-- begin Data supplied --

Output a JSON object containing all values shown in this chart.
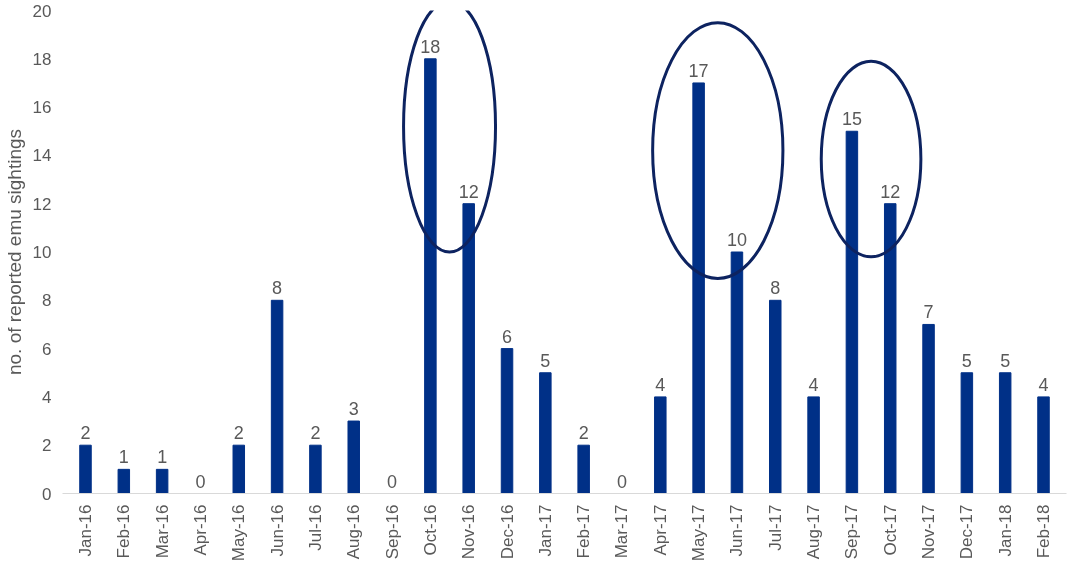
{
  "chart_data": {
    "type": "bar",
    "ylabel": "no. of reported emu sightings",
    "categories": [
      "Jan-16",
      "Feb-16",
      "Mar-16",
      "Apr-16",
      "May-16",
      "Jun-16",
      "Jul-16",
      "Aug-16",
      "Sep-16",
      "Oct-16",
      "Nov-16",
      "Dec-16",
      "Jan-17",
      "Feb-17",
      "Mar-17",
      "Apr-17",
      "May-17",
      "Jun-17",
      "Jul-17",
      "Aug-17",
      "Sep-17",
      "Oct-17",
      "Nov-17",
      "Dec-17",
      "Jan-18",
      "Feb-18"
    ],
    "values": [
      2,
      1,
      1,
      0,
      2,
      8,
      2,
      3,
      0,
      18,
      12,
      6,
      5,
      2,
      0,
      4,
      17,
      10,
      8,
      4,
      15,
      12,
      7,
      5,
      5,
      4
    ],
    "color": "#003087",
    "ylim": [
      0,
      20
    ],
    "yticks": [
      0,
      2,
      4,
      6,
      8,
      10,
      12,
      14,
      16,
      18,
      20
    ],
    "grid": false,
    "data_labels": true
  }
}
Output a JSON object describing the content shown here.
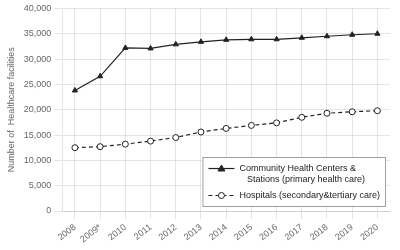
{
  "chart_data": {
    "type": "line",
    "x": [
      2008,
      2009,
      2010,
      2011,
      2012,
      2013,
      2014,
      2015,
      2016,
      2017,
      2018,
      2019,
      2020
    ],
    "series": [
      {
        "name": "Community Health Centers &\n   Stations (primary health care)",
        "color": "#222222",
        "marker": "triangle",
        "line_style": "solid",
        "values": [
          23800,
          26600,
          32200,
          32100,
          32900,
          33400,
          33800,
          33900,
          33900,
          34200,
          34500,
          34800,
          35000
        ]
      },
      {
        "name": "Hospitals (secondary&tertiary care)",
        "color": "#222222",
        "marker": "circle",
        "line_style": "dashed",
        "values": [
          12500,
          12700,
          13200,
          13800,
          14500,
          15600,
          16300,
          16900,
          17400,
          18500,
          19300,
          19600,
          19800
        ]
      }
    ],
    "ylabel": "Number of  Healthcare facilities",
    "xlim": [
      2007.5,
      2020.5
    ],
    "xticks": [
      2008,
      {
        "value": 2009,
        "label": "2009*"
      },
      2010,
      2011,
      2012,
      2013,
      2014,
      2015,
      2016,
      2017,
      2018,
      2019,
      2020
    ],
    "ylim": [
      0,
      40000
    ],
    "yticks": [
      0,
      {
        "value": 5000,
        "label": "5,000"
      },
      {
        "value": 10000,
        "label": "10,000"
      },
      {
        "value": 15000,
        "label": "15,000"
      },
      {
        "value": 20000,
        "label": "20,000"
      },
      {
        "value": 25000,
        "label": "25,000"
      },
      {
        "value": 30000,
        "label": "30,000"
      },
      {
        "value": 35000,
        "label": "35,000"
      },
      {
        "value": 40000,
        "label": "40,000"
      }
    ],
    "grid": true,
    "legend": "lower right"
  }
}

-- end Data supplied --
-- begin Data supplied --

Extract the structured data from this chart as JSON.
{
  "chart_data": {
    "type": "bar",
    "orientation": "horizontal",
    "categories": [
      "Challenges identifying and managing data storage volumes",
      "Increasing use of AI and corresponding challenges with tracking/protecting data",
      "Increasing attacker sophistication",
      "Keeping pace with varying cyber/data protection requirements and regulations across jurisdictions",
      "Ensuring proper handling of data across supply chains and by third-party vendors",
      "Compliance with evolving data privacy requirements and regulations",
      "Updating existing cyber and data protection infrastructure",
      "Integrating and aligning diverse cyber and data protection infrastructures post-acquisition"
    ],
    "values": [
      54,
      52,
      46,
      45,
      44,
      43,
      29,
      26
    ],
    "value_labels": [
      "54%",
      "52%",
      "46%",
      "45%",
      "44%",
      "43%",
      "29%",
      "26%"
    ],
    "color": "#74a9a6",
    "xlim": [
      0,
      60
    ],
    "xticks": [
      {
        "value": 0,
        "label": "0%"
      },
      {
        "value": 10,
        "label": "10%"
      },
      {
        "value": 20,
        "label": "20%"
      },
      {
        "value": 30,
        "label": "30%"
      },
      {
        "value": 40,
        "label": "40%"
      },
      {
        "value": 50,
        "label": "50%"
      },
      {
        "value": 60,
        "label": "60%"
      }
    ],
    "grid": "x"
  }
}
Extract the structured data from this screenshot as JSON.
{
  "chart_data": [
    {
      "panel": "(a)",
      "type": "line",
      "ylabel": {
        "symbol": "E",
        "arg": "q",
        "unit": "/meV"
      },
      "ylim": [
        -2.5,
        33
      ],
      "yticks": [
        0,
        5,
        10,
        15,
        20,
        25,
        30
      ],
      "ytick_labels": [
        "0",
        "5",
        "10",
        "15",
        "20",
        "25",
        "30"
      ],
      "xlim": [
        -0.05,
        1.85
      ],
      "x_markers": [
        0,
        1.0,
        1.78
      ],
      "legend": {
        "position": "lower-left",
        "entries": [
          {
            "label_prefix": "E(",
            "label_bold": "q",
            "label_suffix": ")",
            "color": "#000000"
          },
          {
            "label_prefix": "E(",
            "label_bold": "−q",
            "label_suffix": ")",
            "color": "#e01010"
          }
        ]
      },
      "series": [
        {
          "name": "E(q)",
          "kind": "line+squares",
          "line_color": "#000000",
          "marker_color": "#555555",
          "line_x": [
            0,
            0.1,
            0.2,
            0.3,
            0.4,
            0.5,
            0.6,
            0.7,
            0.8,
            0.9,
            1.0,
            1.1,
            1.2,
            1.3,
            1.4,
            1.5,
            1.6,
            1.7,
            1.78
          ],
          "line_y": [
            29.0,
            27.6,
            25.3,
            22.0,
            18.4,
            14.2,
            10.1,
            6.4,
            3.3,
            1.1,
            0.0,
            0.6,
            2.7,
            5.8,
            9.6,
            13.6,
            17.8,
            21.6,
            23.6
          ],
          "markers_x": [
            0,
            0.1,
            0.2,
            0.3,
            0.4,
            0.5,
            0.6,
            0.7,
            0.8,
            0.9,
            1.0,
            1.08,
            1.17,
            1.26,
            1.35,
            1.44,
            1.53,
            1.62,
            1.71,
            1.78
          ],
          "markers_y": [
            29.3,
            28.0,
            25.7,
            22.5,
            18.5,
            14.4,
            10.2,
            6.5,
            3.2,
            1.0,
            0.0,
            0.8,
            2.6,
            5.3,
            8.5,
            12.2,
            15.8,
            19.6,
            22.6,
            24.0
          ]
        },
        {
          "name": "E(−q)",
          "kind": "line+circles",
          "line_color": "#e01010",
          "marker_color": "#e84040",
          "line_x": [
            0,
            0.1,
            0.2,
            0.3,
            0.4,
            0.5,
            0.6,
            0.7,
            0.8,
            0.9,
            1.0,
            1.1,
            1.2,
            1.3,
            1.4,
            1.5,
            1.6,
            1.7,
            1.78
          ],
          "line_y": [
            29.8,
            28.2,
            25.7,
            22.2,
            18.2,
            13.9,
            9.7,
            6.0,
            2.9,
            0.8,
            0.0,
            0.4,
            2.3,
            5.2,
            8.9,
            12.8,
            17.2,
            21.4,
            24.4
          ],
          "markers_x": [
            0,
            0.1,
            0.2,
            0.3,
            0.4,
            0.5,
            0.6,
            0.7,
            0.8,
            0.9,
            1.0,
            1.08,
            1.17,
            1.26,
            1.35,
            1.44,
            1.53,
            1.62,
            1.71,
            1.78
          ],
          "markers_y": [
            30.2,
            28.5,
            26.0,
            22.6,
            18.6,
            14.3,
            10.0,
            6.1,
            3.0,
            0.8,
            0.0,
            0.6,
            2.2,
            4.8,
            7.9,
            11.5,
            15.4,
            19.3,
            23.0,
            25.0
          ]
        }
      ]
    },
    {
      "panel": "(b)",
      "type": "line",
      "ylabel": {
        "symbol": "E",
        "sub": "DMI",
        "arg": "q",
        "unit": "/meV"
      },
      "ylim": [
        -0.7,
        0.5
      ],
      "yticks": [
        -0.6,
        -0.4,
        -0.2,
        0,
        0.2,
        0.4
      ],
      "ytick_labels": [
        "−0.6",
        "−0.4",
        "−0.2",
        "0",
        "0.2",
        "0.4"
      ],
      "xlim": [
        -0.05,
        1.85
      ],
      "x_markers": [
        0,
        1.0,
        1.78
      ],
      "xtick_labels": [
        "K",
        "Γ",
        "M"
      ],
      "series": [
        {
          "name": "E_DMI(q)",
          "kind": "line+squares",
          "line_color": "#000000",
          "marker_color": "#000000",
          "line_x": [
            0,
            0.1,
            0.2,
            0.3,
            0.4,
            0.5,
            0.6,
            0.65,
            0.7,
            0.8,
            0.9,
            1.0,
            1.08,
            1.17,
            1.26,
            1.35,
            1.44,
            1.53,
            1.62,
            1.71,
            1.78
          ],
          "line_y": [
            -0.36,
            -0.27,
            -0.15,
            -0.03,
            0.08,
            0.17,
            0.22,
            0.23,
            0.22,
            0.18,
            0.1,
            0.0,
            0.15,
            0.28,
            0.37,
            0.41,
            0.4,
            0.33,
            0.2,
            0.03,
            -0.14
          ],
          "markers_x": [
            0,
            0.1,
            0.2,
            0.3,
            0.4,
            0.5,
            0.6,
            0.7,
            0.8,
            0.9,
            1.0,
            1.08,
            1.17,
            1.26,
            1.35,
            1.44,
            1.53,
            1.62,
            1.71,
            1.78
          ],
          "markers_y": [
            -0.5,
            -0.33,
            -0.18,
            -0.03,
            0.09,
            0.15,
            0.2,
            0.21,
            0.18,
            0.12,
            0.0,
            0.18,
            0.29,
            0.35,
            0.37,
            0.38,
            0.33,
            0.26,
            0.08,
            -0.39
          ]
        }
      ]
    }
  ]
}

-- end Data supplied --

Aim>
List every line above that holds the word "requirements".

Problem solution>
      "Keeping pace with varying cyber/data protection requirements and regulations across jurisdictions",
      "Compliance with evolving data privacy requirements and regulations",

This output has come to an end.